Dataset items:
....

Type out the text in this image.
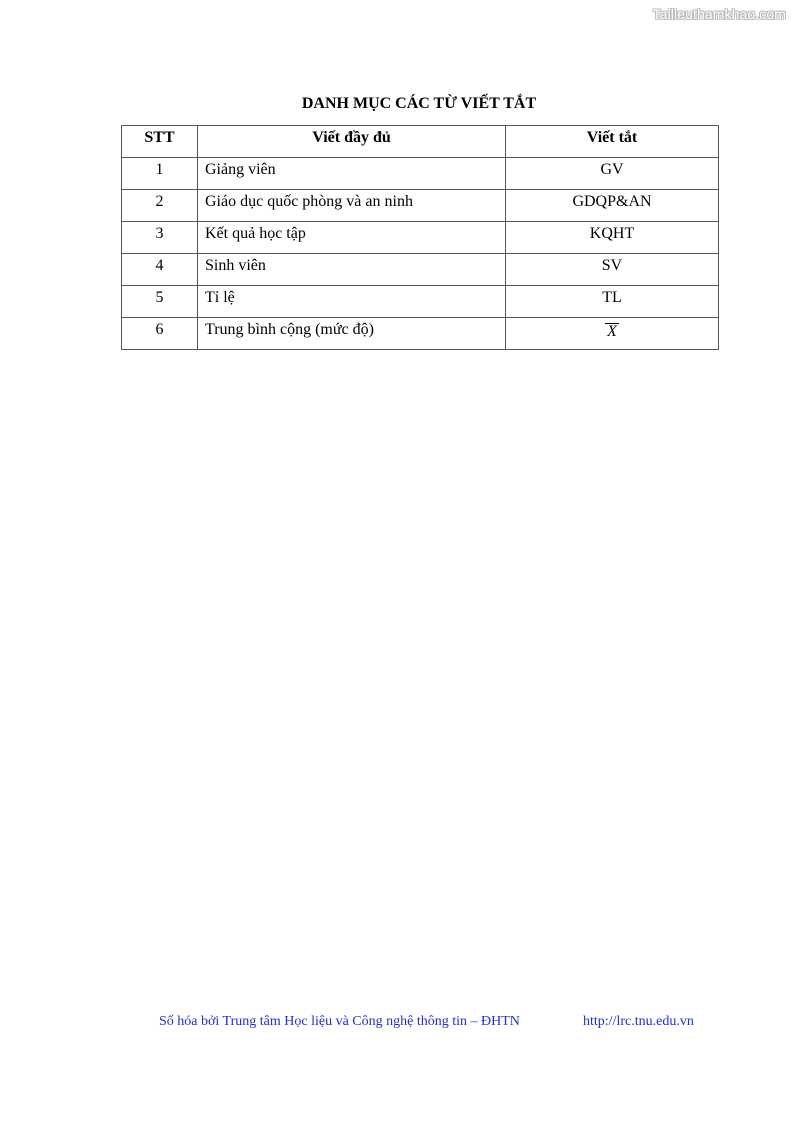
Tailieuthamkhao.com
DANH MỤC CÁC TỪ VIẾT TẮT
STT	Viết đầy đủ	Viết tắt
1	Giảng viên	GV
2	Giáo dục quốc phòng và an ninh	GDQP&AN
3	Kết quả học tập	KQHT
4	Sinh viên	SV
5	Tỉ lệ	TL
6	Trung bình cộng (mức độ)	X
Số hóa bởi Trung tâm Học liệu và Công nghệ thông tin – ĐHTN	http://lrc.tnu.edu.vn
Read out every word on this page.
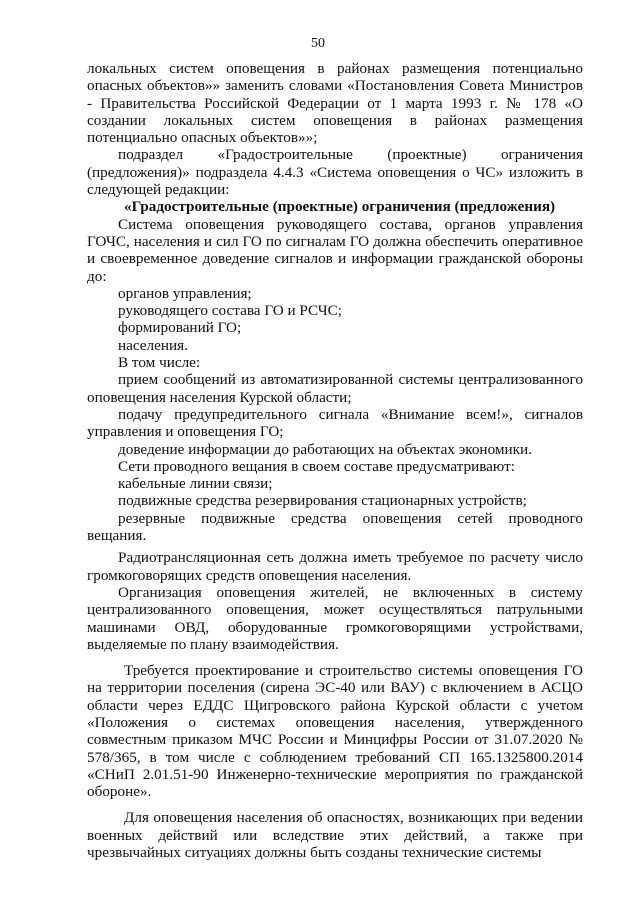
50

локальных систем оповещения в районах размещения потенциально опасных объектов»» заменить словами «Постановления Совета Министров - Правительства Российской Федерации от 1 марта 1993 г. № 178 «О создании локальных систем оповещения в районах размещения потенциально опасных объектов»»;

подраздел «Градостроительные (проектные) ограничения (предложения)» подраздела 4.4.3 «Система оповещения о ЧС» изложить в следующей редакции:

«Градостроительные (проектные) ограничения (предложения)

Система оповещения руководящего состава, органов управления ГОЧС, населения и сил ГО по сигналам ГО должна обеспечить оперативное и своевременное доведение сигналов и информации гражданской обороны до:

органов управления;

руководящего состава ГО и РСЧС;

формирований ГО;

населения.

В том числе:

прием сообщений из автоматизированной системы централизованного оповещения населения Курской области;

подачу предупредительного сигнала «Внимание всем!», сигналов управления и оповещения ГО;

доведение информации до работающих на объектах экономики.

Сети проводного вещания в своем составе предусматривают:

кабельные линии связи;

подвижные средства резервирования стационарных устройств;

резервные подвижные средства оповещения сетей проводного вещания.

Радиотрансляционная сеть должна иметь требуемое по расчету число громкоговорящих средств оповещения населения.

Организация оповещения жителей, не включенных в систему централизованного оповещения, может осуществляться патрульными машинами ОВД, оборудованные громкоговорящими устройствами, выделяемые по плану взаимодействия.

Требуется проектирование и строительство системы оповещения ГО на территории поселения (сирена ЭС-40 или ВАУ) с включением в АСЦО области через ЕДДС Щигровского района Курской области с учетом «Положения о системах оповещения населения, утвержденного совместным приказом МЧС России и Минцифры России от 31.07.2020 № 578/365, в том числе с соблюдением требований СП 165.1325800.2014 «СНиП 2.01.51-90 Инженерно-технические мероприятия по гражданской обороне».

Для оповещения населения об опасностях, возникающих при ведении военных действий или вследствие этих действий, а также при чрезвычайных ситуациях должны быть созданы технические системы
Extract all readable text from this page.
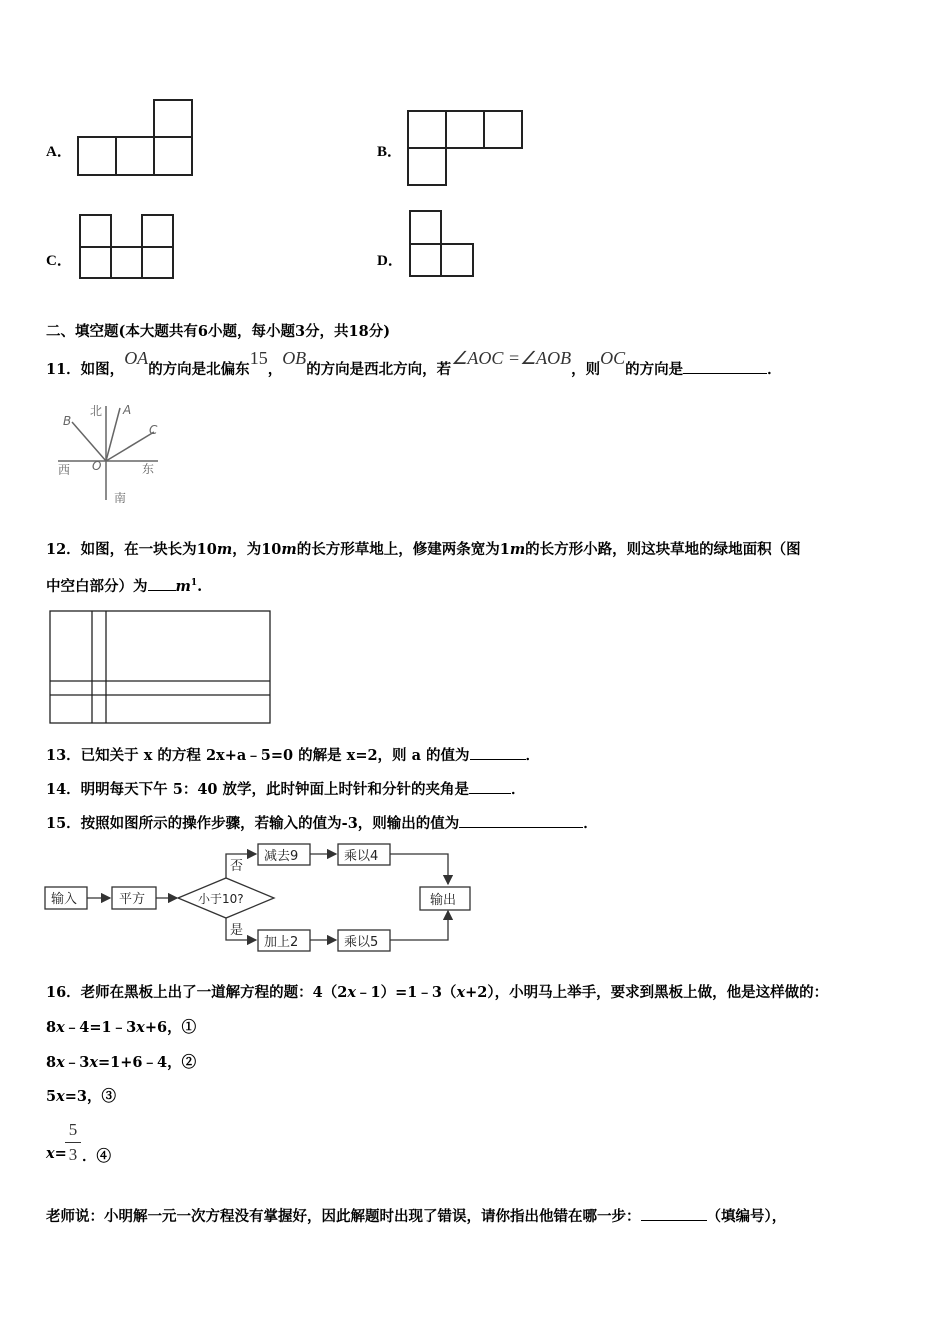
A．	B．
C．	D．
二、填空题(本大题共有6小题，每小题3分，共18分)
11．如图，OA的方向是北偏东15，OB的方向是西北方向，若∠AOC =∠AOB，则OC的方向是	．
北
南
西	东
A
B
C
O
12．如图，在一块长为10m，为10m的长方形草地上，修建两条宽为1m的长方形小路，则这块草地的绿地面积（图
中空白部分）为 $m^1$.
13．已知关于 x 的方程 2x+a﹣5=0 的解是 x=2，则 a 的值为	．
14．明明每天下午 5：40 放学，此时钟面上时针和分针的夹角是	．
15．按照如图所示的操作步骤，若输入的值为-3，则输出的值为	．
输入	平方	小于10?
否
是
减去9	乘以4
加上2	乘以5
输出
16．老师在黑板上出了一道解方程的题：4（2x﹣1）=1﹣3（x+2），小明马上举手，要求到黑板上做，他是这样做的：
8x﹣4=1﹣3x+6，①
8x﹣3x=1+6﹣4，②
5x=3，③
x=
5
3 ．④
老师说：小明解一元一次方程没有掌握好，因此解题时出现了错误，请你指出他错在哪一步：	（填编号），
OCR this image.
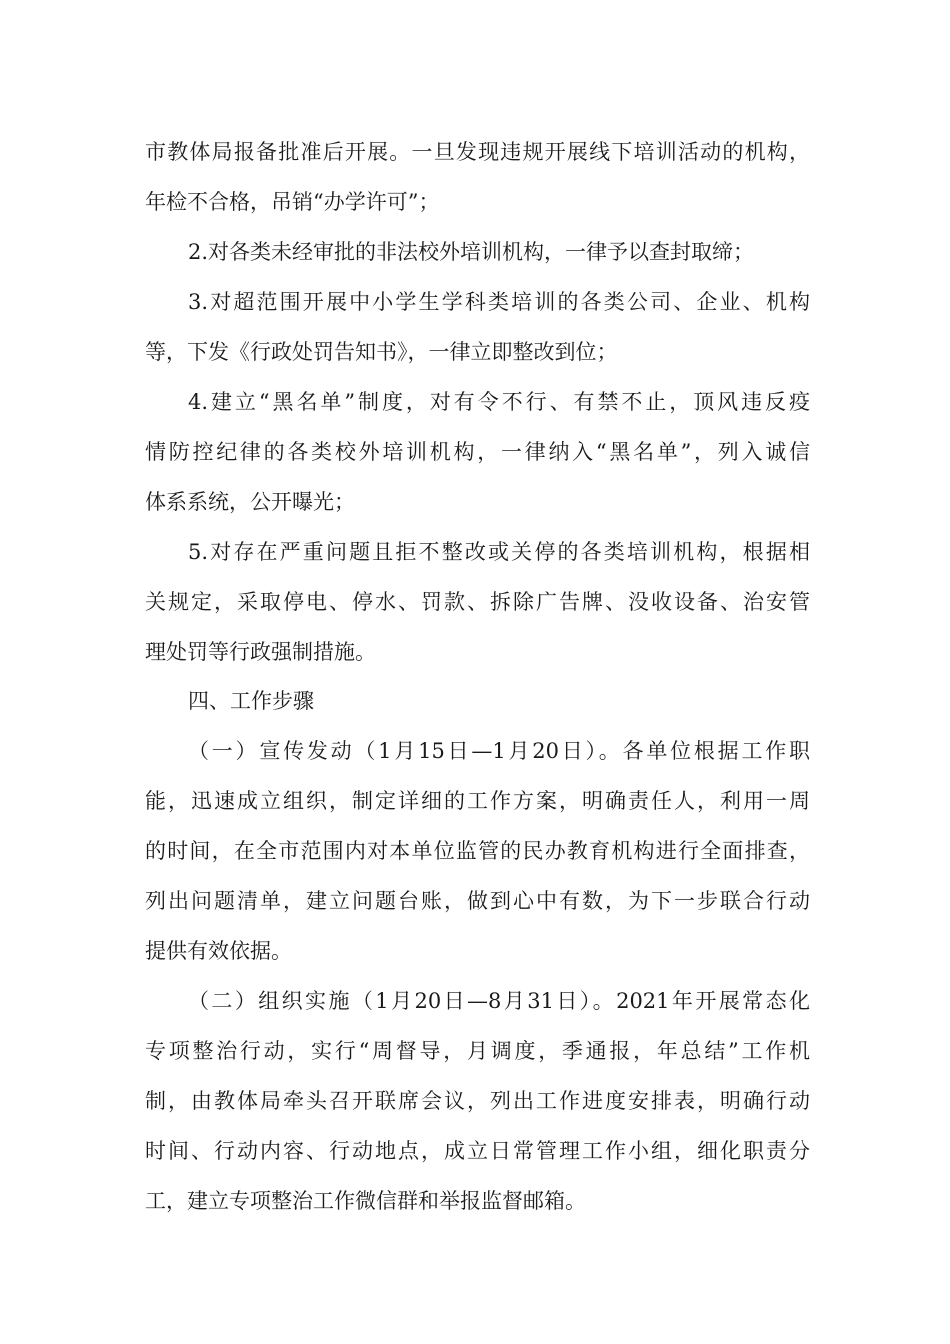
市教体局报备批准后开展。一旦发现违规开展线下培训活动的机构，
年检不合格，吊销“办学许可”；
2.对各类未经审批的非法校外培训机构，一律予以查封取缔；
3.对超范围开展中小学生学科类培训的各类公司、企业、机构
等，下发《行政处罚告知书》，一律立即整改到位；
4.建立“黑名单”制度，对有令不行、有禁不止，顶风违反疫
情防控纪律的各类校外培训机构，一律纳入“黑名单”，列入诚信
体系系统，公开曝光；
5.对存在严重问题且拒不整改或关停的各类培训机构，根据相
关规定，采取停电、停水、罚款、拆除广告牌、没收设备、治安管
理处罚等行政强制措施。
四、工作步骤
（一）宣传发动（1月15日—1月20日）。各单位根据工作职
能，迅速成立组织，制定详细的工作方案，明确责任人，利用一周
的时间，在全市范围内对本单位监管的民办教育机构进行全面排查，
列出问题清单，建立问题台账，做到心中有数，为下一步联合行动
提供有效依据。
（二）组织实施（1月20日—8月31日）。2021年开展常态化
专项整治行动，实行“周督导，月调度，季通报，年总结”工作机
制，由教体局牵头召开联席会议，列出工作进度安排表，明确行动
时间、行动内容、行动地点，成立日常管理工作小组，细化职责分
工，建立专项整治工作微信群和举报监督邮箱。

....

*EXERCISE BRIEF*
Check each line of the records for the word "информации", and show the lines that contain it.

*WRITTEN REPLY*
Система оповещения руководящего состава, органов управления ГОЧС, населения и сил ГО по сигналам ГО должна обеспечить оперативное и своевременное доведение сигналов и информации гражданской обороны до:
доведение информации до работающих на объектах экономики.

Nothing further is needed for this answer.